**WHAT TO PRODUCE**
Within the listing below, locate all lines containing the word "Материальные". Copy each one.

****

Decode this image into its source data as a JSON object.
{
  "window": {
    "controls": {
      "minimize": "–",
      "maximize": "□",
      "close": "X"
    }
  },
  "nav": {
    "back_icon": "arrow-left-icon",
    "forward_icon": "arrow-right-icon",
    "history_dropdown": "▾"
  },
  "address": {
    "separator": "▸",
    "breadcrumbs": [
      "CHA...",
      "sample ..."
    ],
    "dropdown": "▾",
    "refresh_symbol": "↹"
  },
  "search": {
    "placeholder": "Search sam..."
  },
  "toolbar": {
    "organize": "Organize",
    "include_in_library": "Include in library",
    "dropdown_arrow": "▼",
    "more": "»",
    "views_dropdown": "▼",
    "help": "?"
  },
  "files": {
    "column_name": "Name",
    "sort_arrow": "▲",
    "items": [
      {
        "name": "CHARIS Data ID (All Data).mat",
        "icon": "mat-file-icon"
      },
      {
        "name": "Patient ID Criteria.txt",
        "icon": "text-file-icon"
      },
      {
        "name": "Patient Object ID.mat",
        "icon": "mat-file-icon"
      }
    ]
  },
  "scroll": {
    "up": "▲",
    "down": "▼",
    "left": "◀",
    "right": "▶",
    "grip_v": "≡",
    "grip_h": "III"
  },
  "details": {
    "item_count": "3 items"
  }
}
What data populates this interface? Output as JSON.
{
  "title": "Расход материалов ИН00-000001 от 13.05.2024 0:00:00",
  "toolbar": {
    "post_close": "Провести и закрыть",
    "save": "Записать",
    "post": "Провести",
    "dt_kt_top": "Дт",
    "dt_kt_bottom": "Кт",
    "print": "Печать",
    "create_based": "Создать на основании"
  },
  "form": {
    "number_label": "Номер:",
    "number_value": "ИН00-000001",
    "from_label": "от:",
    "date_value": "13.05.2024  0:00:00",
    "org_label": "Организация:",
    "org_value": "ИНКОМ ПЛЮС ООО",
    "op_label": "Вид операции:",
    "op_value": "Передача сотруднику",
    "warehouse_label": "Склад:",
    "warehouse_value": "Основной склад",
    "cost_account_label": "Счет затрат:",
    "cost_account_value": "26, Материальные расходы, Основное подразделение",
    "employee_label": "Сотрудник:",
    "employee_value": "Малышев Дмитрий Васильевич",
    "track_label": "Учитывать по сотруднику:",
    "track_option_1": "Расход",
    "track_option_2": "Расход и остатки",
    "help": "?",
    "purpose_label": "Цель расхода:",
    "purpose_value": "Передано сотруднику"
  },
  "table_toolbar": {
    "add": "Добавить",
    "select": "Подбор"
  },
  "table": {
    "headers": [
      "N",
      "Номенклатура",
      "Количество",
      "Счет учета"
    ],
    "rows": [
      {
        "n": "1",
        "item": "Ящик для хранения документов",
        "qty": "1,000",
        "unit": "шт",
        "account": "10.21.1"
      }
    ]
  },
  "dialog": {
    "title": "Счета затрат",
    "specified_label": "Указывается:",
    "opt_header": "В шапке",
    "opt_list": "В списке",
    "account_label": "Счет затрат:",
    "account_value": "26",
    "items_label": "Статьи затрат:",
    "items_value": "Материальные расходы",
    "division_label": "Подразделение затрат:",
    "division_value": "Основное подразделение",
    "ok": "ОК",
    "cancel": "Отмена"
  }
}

****

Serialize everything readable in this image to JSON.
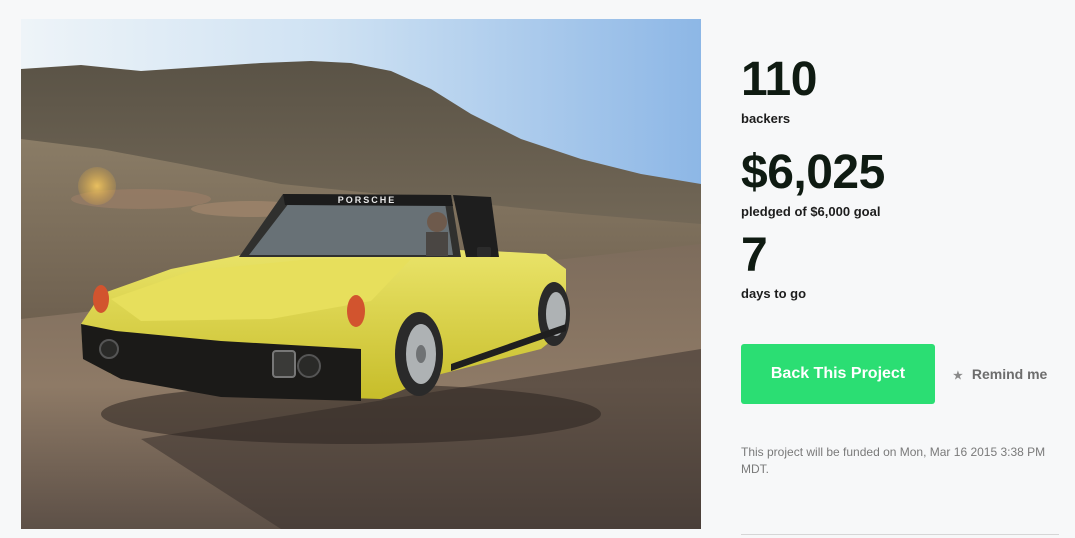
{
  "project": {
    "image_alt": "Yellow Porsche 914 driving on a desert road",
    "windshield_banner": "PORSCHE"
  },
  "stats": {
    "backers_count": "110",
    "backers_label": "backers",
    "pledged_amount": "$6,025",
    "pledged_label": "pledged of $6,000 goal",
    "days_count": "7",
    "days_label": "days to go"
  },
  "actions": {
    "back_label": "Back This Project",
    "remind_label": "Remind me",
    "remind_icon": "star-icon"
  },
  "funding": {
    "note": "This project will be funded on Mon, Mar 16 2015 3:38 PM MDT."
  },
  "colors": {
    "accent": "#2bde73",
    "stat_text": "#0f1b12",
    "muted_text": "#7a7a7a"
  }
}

****

**ANSWER TO THIS PROBLEM**
    "cost_account_value": "26, Материальные расходы, Основное подразделение",
    "items_value": "Материальные расходы",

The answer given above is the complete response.